* [Texto extraído]
......
Entre otras, podemos rescatar la que atribuye la fundación a un etrusco llamado Rumon o Ramon. Rápidamente cayó en  desuso por pedestre.
Se recurrió entonces a Troya. Sobrevivientes de la caída de esta ciudad se lanzaron al mar y llegaron al río Tiber. Allí encallaron y las mujeres, hartas de navegar, dirigidas por una tal Roma, incendiaron los barcos. Como es de imaginar, a los maridos les cayó muy mal, y Roma y sus secuaces tuvieron que emplearse a fondo para calmarlos.
Con el tiempo, las cosas les fueron mejor de lo esperado, de modo que erigieron una ciudad y le pusieron por nombre Roma en honor a la incendiaria. De entonces dicen que viene lo que todavía se practica, que las mujeres saludan con ósculo a los deudos y a sus propios maridos, porque también aquellas saludaron así a los hombres después de la quema de las naves, por miedo y para aplacarles el enojo. Por lo  visto,  estas niñas fueron las inventoras del beso. (Y no critiquen, que lo dice Plutarco, nada menos)
......
[Datos de origen]
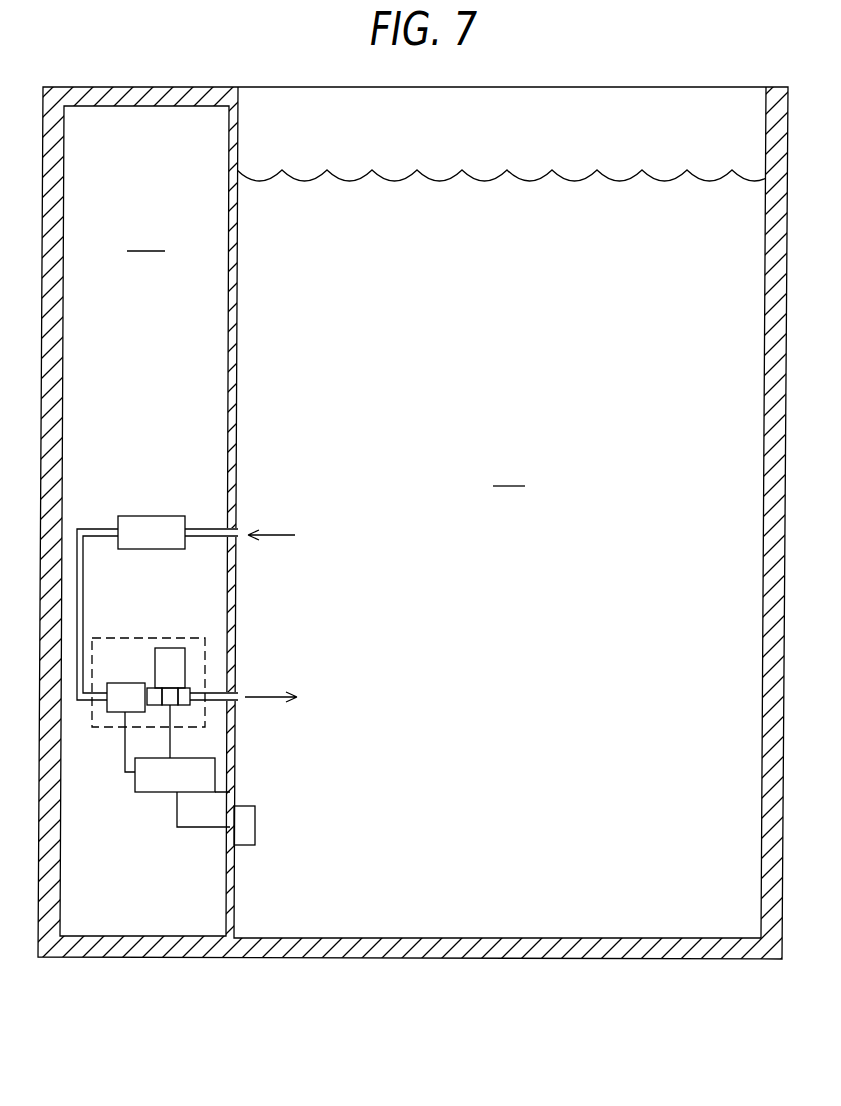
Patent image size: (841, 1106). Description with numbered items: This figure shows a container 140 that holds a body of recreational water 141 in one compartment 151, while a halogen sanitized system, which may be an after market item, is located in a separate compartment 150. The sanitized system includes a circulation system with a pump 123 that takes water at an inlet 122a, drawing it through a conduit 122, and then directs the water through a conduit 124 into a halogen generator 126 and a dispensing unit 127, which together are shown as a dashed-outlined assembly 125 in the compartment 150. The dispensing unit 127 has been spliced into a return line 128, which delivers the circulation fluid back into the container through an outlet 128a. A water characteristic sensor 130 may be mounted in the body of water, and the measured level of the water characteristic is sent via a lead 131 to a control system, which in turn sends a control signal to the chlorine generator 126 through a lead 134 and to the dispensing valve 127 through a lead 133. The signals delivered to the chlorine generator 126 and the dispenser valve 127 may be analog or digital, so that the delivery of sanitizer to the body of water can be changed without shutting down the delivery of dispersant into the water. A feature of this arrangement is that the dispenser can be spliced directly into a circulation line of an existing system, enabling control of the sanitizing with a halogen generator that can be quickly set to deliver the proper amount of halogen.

The container 140 is at (168, 58).
The body of recreational water 141 is at (437, 180).
The compartment 150 is at (146, 238).
The compartment 151 is at (509, 473).
The conduit 122 is at (200, 528).
The inlet 122a is at (240, 530).
The pump 123 is at (148, 516).
The conduit 124 is at (76, 582).
The valve assembly 125 is at (160, 610).
The halogen generator 126 is at (105, 712).
The dispensing unit 127 is at (188, 695).
The return line 128 is at (213, 693).
The outlet 128a is at (237, 700).
The water characteristic sensor 130 is at (250, 823).
The lead 131 is at (203, 828).
The lead 133 is at (170, 741).
The lead 134 is at (123, 762).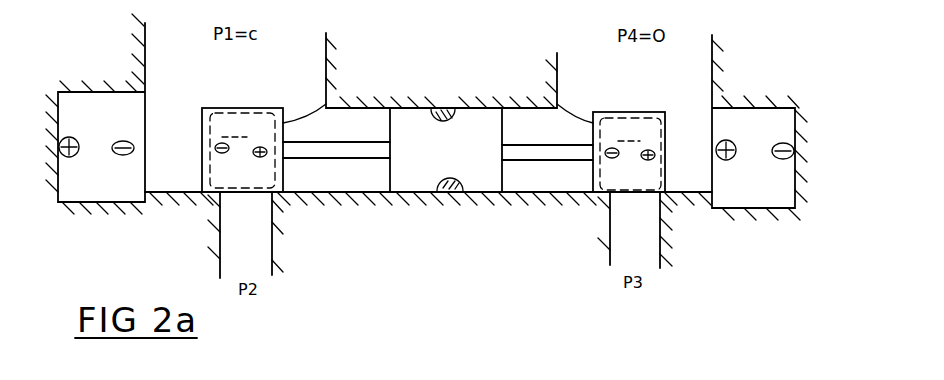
......
* [Problema planteado A]
Responde estas preguntas según el texto sobre la fundación de Roma:
(i) ¿A quién atribuye la fundación la primera leyenda que se menciona?
(ii) ¿A qué río llegaron los sobrevivientes de Troya?
(iii) ¿A qué autor se cita al final?
* [Problema planteado B]
Resume en dos oraciones el texto sobre la fundación de Roma.
* [Problema planteado C]
Prolonga el texto sobre la fundación de Roma a partir de su última oración.
Los registros son material aparte y no tienen que ver con el texto.

* [Respuesta A]
(i) A un etrusco llamado Rumon o Ramon.
(ii) Al río Tiber.
(iii) A Plutarco.

* [Respuesta B]
Una leyenda atribuía la fundación a un etrusco llamado Rumon o Ramon, pero cayó en desuso y se recurrió a Troya, cuyos sobrevivientes llegaron por mar al río Tiber. Allí las mujeres, dirigidas por una tal Roma, incendiaron los barcos y luego saludaron con un beso a los hombres para aplacarles el enojo, y la ciudad que erigieron llevó el nombre de Roma en honor a la incendiaria.

* [Respuesta C]
No gustó del todo. Se trató de encontrar a la ciudad un origen heroico y, de ser posible, divino. Eso siempre ayuda.
Vino de perillas un héroe de la guerra de Troya, con bastante buena prensa. Este personaje, casualmente hijo de Afrodita (¡perfecto!) escapó de la destrucción de Troya cargando en hombros a su padre Anquises (hijo ejemplar) y llevando en brazos a su hijo Ascanio. Así abrumado se embarcó con algunos compañeros y
salió pitando. En su viaje, hizo las mil y una (lean la Eneida, si pueden soportarla) y finalmente llegó a Italia, al Lacio para ser exactos. Allí él (o su hijo rebautizado Iulo, para dar linaje a Julio César) fundaron Roma.
Perfecto, pero el bulo era demasiado grande. Troya cayó muchos siglos antes de la fundación de Roma, y ni Eneas ni Iulo podían ser tan longevos.
Pongamos un parche, entonces. Puesto a fundar ciudades, Iulo fundó Alba Longa. Sucesivos descendientes reinaron allí durante trescientos años (con lo que se cubrió la incongruencia), llegando a dos de ellos, Numitor y Amulio, que estaban aún en el trono. Desgraciadamente, dos en un trono están muy apretados. Y así, un día, Amulio echó al hermano para reinar solo, y le mató todos los hijos, menos una: Rea Silvia. Mas, para que no pudiese poner al mundo algún hijo a quien, de mayor, se le pudiese antojar vengar al abuelo, la obligó a hacerse sacerdotisa de la diosa Vesta, o sea monja.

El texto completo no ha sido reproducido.